* **PROBLEM DESCRIPTION**
Exactly as written, retype the listing below, omitting the pictures.

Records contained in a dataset

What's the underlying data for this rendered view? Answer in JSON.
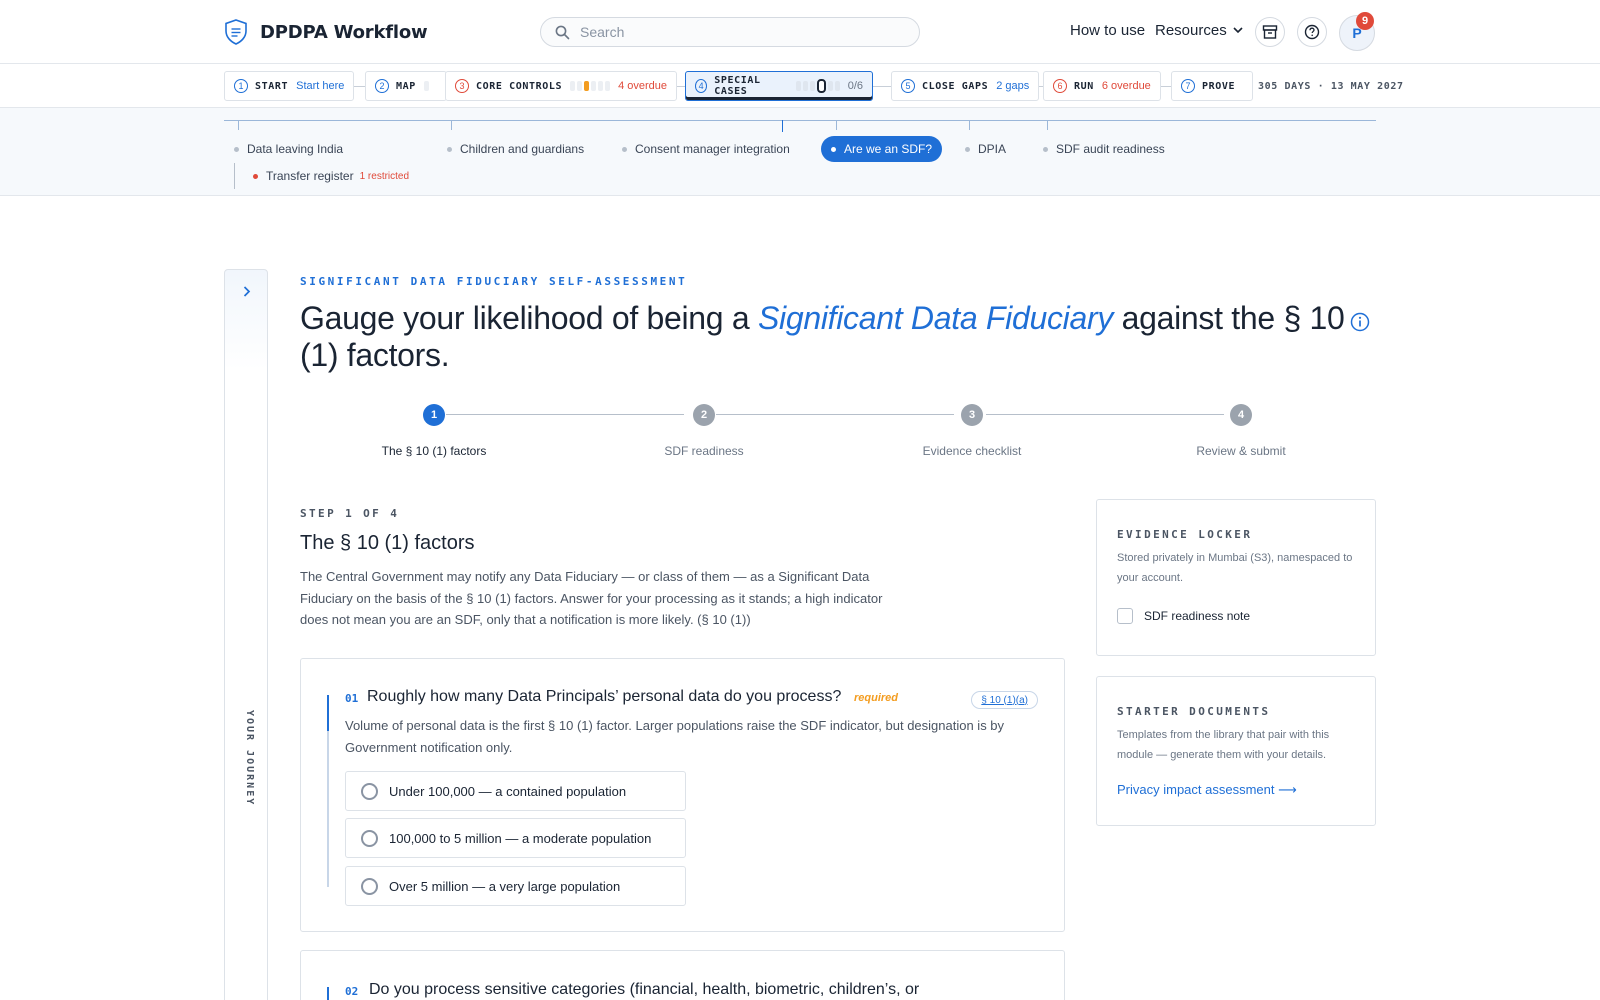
{
  "app": {
    "name": "DPDPA Workflow",
    "search_placeholder": "Search",
    "nav": {
      "how_to_use": "How to use",
      "resources": "Resources"
    },
    "avatar_initial": "P",
    "notification_count": "9",
    "accent_color": "#1f6fd6",
    "alert_color": "#e04a3a"
  },
  "stages": [
    {
      "num": "1",
      "label": "START",
      "sub": "Start here",
      "status": "normal"
    },
    {
      "num": "2",
      "label": "MAP",
      "sub": "",
      "status": "normal"
    },
    {
      "num": "3",
      "label": "CORE CONTROLS",
      "sub": "4 overdue",
      "status": "overdue"
    },
    {
      "num": "4",
      "label": "SPECIAL CASES",
      "sub": "0/6",
      "status": "active"
    },
    {
      "num": "5",
      "label": "CLOSE GAPS",
      "sub": "2 gaps",
      "status": "normal"
    },
    {
      "num": "6",
      "label": "RUN",
      "sub": "6 overdue",
      "status": "overdue"
    },
    {
      "num": "7",
      "label": "PROVE",
      "sub": "",
      "status": "normal"
    }
  ],
  "deadline": "305 DAYS · 13 MAY 2027",
  "subnav": {
    "items": [
      "Data leaving India",
      "Children and guardians",
      "Consent manager integration",
      "Are we an SDF?",
      "DPIA",
      "SDF audit readiness"
    ],
    "active_index": 3,
    "child": {
      "label": "Transfer register",
      "note": "1 restricted"
    }
  },
  "journey": {
    "label": "YOUR JOURNEY"
  },
  "page": {
    "eyebrow": "SIGNIFICANT DATA FIDUCIARY SELF-ASSESSMENT",
    "headline_pre": "Gauge your likelihood of being a",
    "headline_em": "Significant Data Fiduciary",
    "headline_post": "against the § 10 (1) factors."
  },
  "stepper": {
    "current": 1,
    "steps": [
      {
        "num": "1",
        "label": "The § 10 (1) factors"
      },
      {
        "num": "2",
        "label": "SDF readiness"
      },
      {
        "num": "3",
        "label": "Evidence checklist"
      },
      {
        "num": "4",
        "label": "Review & submit"
      }
    ]
  },
  "step": {
    "eyebrow": "STEP 1 OF 4",
    "title": "The § 10 (1) factors",
    "description": "The Central Government may notify any Data Fiduciary — or class of them — as a Significant Data Fiduciary on the basis of the § 10 (1) factors. Answer for your processing as it stands; a high indicator does not mean you are an SDF, only that a notification is more likely. (§ 10 (1))"
  },
  "questions": [
    {
      "num": "01",
      "title": "Roughly how many Data Principals’ personal data do you process?",
      "required": "required",
      "ref": "§ 10 (1)(a)",
      "description": "Volume of personal data is the first § 10 (1) factor. Larger populations raise the SDF indicator, but designation is by Government notification only.",
      "options": [
        "Under 100,000 — a contained population",
        "100,000 to 5 million — a moderate population",
        "Over 5 million — a very large population"
      ]
    },
    {
      "num": "02",
      "title": "Do you process sensitive categories (financial, health, biometric, children’s, or"
    }
  ],
  "sidebar": {
    "evidence": {
      "title": "EVIDENCE LOCKER",
      "description": "Stored privately in Mumbai (S3), namespaced to your account.",
      "item": "SDF readiness note"
    },
    "starter": {
      "title": "STARTER DOCUMENTS",
      "description": "Templates from the library that pair with this module — generate them with your details.",
      "link": "Privacy impact assessment ⟶"
    }
  }
}
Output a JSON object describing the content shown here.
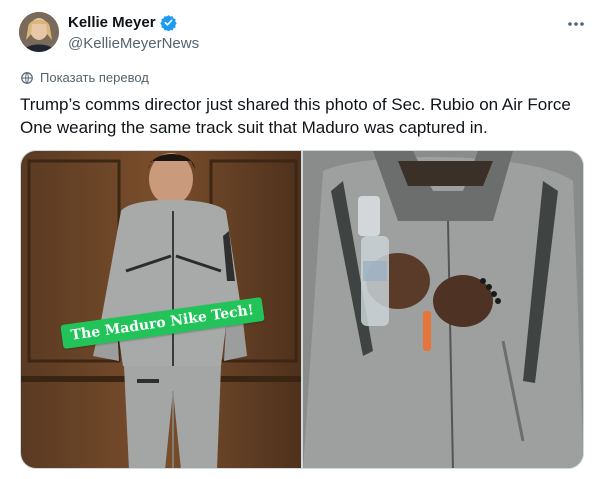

* **COMPLETE OUTPUT**
What's the underlying data for this rendered view? Answer in JSON.
{
  "app": {
    "name": "DPDPA Workflow",
    "search_placeholder": "Search",
    "nav": {
      "how_to_use": "How to use",
      "resources": "Resources"
    },
    "avatar_initial": "P",
    "notification_count": "9",
    "accent_color": "#1f6fd6",
    "alert_color": "#e04a3a"
  },
  "stages": [
    {
      "num": "1",
      "label": "START",
      "sub": "Start here",
      "status": "normal"
    },
    {
      "num": "2",
      "label": "MAP",
      "sub": "",
      "status": "normal"
    },
    {
      "num": "3",
      "label": "CORE CONTROLS",
      "sub": "4 overdue",
      "status": "overdue"
    },
    {
      "num": "4",
      "label": "SPECIAL CASES",
      "sub": "0/6",
      "status": "active"
    },
    {
      "num": "5",
      "label": "CLOSE GAPS",
      "sub": "2 gaps",
      "status": "normal"
    },
    {
      "num": "6",
      "label": "RUN",
      "sub": "6 overdue",
      "status": "overdue"
    },
    {
      "num": "7",
      "label": "PROVE",
      "sub": "",
      "status": "normal"
    }
  ],
  "deadline": "305 DAYS · 13 MAY 2027",
  "subnav": {
    "items": [
      "Data leaving India",
      "Children and guardians",
      "Consent manager integration",
      "Are we an SDF?",
      "DPIA",
      "SDF audit readiness"
    ],
    "active_index": 3,
    "child": {
      "label": "Transfer register",
      "note": "1 restricted"
    }
  },
  "journey": {
    "label": "YOUR JOURNEY"
  },
  "page": {
    "eyebrow": "SIGNIFICANT DATA FIDUCIARY SELF-ASSESSMENT",
    "headline_pre": "Gauge your likelihood of being a",
    "headline_em": "Significant Data Fiduciary",
    "headline_post": "against the § 10 (1) factors."
  },
  "stepper": {
    "current": 1,
    "steps": [
      {
        "num": "1",
        "label": "The § 10 (1) factors"
      },
      {
        "num": "2",
        "label": "SDF readiness"
      },
      {
        "num": "3",
        "label": "Evidence checklist"
      },
      {
        "num": "4",
        "label": "Review & submit"
      }
    ]
  },
  "step": {
    "eyebrow": "STEP 1 OF 4",
    "title": "The § 10 (1) factors",
    "description": "The Central Government may notify any Data Fiduciary — or class of them — as a Significant Data Fiduciary on the basis of the § 10 (1) factors. Answer for your processing as it stands; a high indicator does not mean you are an SDF, only that a notification is more likely. (§ 10 (1))"
  },
  "questions": [
    {
      "num": "01",
      "title": "Roughly how many Data Principals’ personal data do you process?",
      "required": "required",
      "ref": "§ 10 (1)(a)",
      "description": "Volume of personal data is the first § 10 (1) factor. Larger populations raise the SDF indicator, but designation is by Government notification only.",
      "options": [
        "Under 100,000 — a contained population",
        "100,000 to 5 million — a moderate population",
        "Over 5 million — a very large population"
      ]
    },
    {
      "num": "02",
      "title": "Do you process sensitive categories (financial, health, biometric, children’s, or"
    }
  ],
  "sidebar": {
    "evidence": {
      "title": "EVIDENCE LOCKER",
      "description": "Stored privately in Mumbai (S3), namespaced to your account.",
      "item": "SDF readiness note"
    },
    "starter": {
      "title": "STARTER DOCUMENTS",
      "description": "Templates from the library that pair with this module — generate them with your details.",
      "link": "Privacy impact assessment ⟶"
    }
  }
}
Output a JSON object describing the content shown here.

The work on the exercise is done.